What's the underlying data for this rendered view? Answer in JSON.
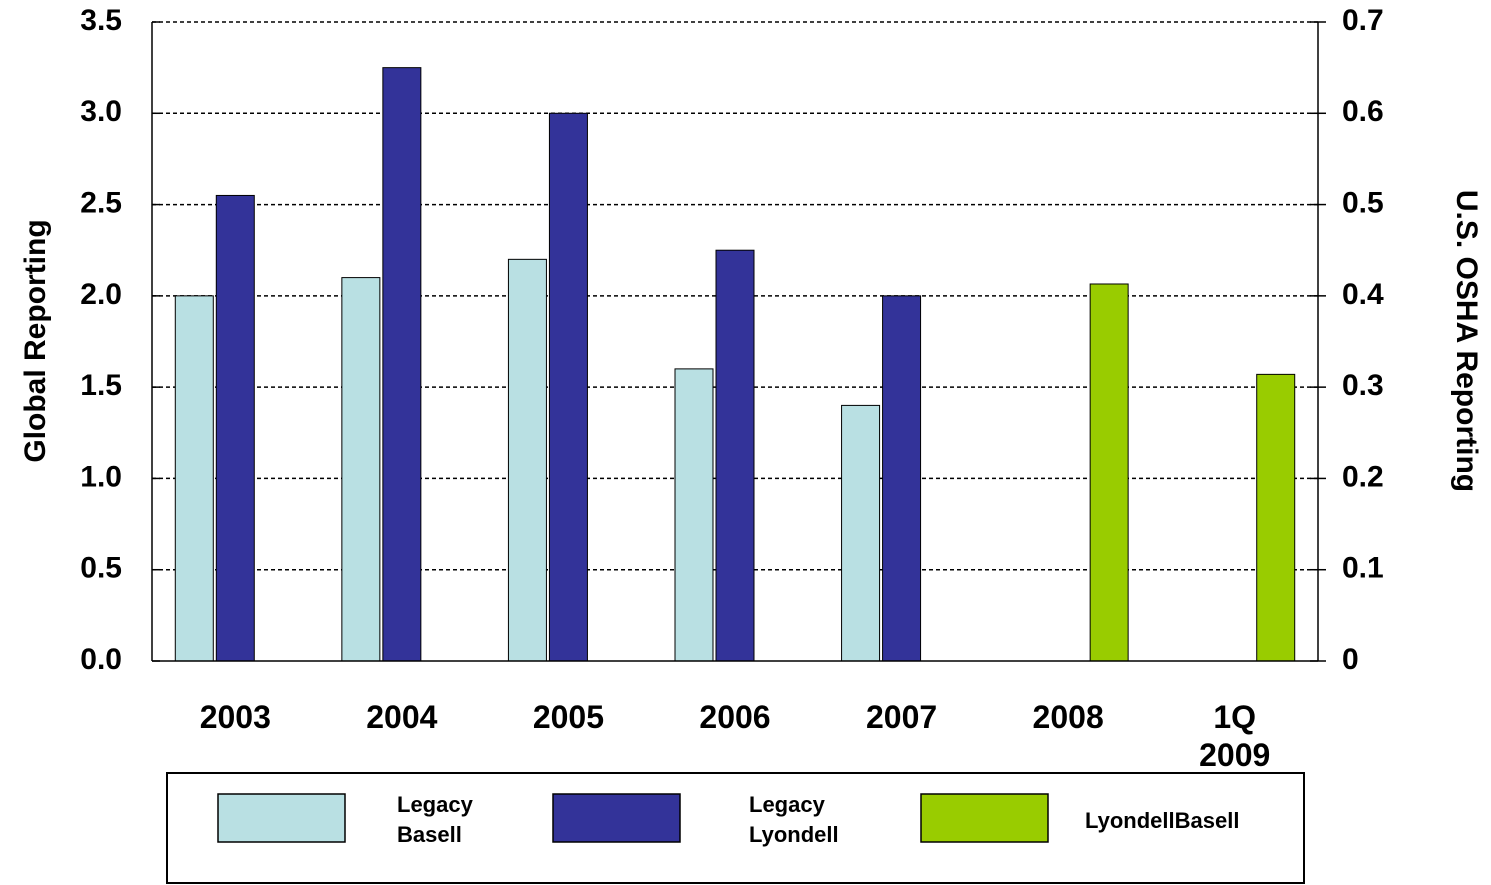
{
  "chart_data": {
    "type": "bar",
    "ylabel": "Global Reporting",
    "y2label": "U.S. OSHA Reporting",
    "categories": [
      "2003",
      "2004",
      "2005",
      "2006",
      "2007",
      "2008",
      "1Q 2009"
    ],
    "series": [
      {
        "name": "Legacy Basell",
        "color": "#b9e0e3",
        "values": [
          2.0,
          2.1,
          2.2,
          1.6,
          1.4,
          null,
          null
        ]
      },
      {
        "name": "Legacy Lyondell",
        "color": "#333399",
        "values": [
          2.55,
          3.25,
          3.0,
          2.25,
          2.0,
          null,
          null
        ]
      },
      {
        "name": "LyondellBasell",
        "color": "#99cc00",
        "axis": "y2",
        "values": [
          null,
          null,
          null,
          null,
          null,
          0.413,
          0.314
        ]
      }
    ],
    "ylim": [
      0,
      3.5
    ],
    "yticks": [
      {
        "value": 0,
        "label": "0.0"
      },
      0.5,
      {
        "value": 1,
        "label": "1.0"
      },
      1.5,
      {
        "value": 2,
        "label": "2.0"
      },
      2.5,
      {
        "value": 3,
        "label": "3.0"
      },
      3.5
    ],
    "y2lim": [
      0,
      0.7
    ],
    "y2ticks": [
      0,
      0.1,
      0.2,
      0.3,
      0.4,
      0.5,
      0.6,
      0.7
    ],
    "grid": true,
    "legend": "bottom"
  }
}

_ _ _ _ _ _ _

__OBJECTIVE__.
Find the word "color" in the entries, and copy every line it shows up in.

__ANSWER TO THE PROBLEM__.
        "color": "#b9e0e3",
        "color": "#333399",
        "color": "#99cc00",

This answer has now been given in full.